↓↓↓

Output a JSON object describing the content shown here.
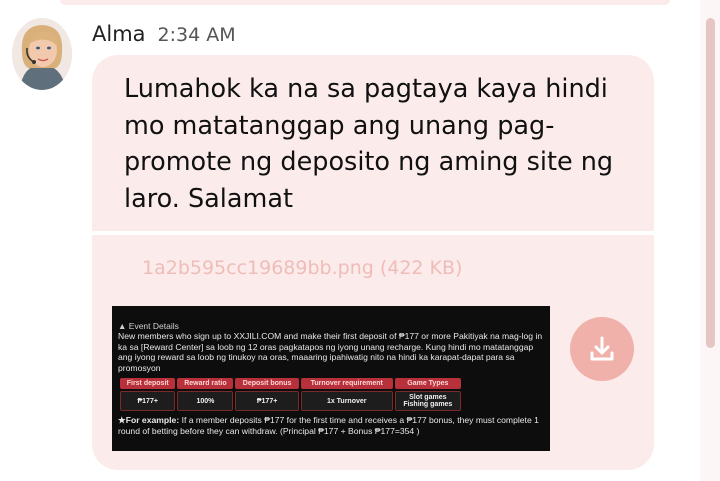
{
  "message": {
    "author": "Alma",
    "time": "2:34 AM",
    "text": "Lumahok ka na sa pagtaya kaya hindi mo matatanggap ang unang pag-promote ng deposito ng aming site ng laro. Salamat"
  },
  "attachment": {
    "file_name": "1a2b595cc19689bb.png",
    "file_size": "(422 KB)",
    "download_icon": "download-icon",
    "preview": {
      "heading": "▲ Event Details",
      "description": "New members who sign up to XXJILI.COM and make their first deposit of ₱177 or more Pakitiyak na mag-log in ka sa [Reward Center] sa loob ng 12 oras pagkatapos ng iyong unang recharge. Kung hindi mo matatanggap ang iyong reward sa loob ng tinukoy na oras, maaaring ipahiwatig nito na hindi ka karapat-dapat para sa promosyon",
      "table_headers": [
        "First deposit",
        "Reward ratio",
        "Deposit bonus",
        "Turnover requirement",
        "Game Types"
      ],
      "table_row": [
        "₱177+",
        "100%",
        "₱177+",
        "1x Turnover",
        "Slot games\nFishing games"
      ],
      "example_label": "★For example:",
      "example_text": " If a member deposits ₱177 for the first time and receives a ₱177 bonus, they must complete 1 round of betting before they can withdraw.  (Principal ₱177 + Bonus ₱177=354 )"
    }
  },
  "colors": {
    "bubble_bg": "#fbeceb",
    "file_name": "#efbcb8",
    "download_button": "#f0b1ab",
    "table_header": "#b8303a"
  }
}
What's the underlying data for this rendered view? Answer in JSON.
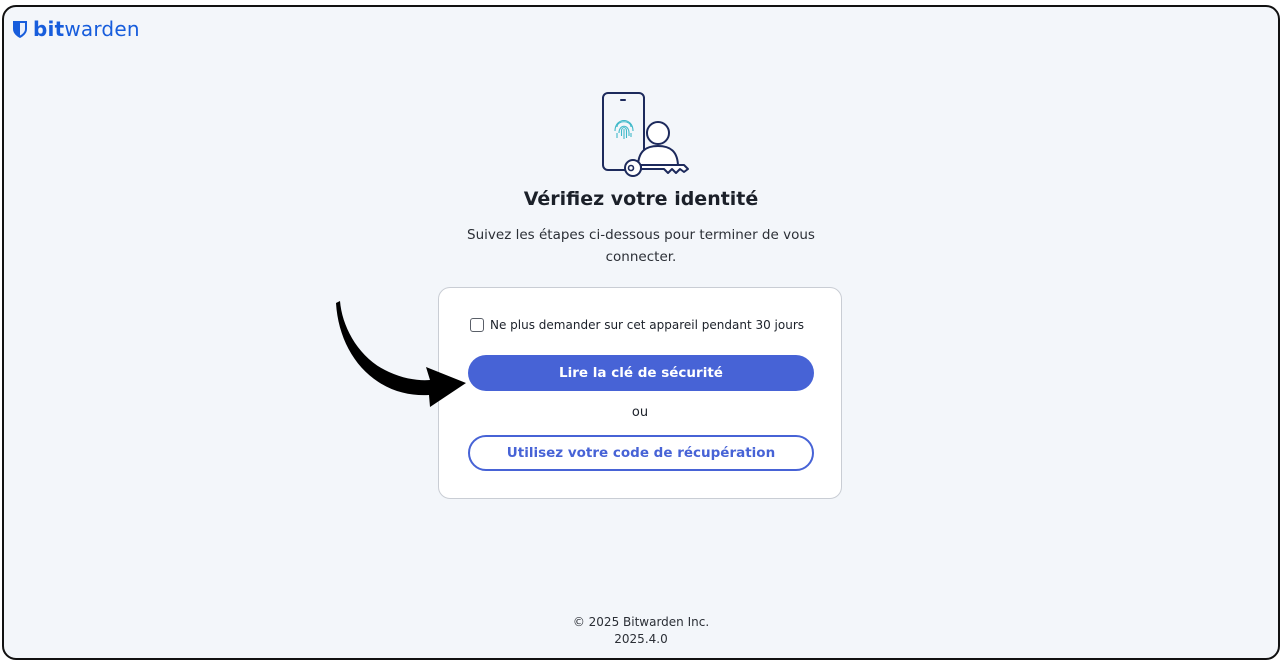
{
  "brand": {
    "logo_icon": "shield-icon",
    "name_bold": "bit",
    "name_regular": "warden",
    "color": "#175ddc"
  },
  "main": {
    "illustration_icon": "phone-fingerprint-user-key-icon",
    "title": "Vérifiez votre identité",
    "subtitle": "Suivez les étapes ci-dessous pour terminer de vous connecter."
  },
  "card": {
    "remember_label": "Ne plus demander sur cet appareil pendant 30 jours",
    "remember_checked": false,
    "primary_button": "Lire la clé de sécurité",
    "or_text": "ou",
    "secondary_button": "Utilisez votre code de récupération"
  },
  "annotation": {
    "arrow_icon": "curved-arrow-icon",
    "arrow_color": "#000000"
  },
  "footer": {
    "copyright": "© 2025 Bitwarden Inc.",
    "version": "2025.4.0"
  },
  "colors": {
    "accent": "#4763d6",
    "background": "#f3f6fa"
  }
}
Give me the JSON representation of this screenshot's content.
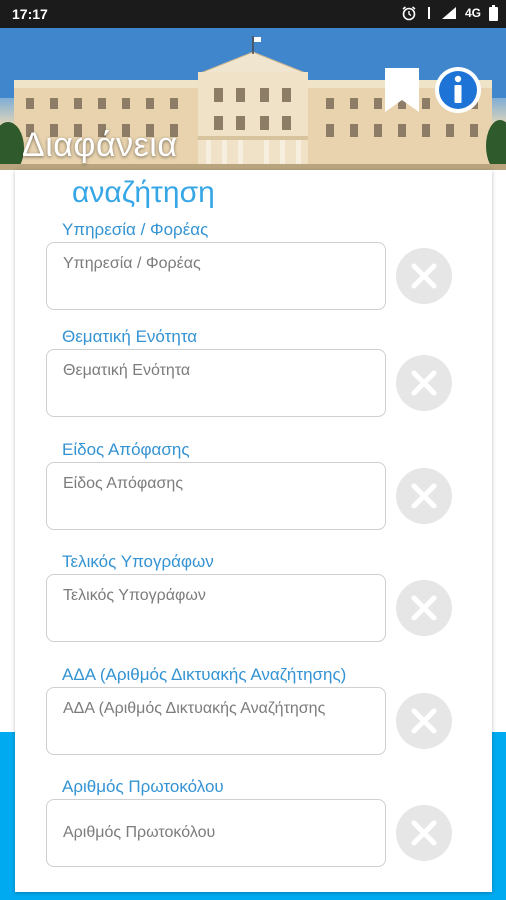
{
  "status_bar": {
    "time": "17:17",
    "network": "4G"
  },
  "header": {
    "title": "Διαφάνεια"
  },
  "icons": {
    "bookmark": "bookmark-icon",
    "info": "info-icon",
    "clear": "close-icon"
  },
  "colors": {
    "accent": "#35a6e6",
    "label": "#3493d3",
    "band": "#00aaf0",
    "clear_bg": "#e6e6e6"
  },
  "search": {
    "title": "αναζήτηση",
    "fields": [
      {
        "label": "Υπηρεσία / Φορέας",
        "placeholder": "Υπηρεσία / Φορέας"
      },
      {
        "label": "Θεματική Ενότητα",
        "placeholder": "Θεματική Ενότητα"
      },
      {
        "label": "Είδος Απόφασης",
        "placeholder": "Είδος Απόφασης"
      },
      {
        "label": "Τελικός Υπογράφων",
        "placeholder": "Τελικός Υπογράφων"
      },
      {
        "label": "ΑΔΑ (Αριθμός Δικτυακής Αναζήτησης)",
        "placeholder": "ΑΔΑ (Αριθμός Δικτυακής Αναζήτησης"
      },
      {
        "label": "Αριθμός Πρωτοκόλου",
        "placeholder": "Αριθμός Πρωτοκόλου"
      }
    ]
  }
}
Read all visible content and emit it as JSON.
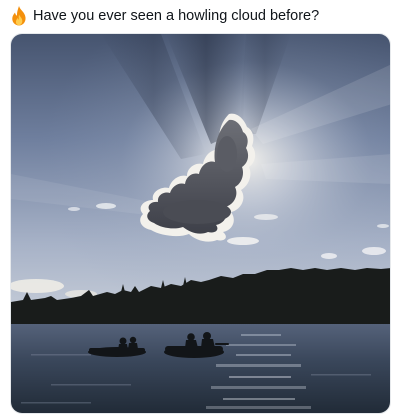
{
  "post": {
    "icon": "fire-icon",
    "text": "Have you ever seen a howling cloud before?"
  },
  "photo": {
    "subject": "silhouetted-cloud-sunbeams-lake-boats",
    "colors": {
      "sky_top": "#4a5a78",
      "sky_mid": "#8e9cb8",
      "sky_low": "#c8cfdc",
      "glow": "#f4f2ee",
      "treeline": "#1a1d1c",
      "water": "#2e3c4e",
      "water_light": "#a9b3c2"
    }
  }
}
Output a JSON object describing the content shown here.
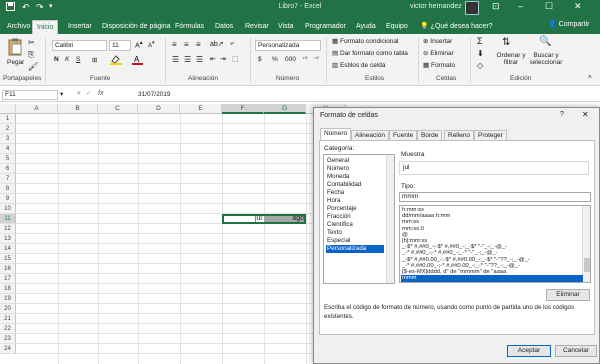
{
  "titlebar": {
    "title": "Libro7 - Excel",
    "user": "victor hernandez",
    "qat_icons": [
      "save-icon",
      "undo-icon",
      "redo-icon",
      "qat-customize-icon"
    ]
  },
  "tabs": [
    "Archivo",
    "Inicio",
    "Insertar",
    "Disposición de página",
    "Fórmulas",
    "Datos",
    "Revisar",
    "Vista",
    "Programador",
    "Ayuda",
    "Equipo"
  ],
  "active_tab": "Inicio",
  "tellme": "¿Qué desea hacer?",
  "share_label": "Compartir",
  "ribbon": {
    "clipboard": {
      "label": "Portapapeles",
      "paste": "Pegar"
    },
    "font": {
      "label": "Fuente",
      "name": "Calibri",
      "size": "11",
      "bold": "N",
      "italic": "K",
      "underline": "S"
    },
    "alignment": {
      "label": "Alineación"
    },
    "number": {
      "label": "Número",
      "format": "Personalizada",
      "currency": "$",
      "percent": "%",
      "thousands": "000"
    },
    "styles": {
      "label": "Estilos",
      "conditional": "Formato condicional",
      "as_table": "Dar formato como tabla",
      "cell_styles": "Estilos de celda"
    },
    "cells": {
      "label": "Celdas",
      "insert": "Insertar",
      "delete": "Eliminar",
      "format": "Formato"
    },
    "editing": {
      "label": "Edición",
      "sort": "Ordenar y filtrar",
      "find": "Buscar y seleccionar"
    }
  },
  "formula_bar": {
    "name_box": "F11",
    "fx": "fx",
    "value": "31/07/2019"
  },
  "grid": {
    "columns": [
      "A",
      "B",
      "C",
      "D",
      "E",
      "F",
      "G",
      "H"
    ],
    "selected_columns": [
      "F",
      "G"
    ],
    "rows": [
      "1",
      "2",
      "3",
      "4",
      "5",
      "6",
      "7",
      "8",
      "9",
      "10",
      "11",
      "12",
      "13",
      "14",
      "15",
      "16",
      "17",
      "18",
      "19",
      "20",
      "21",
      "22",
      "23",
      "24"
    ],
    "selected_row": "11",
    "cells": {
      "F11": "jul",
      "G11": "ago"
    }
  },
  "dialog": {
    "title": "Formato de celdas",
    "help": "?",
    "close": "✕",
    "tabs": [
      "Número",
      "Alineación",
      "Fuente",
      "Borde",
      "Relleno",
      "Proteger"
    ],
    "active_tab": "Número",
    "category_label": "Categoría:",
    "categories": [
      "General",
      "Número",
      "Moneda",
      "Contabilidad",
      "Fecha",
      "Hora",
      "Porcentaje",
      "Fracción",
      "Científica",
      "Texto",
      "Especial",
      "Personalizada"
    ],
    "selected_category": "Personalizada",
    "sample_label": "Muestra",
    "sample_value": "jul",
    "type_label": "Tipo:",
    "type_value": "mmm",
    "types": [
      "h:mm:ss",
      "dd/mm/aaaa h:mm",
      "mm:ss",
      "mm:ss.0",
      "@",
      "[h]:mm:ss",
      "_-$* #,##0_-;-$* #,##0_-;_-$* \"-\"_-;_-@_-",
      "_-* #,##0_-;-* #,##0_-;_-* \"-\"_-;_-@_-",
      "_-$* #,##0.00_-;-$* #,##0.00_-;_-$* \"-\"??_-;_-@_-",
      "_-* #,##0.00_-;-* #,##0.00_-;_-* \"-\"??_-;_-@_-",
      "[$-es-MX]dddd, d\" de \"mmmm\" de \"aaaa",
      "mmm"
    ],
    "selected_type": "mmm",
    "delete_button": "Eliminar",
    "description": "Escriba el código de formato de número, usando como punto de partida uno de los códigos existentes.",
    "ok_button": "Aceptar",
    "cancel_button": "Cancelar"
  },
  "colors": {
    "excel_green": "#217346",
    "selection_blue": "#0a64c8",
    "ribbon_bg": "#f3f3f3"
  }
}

↑↑↑

Lines holding the word "placeholder" should be counted across the entries; state only how many there are.

> Written response
6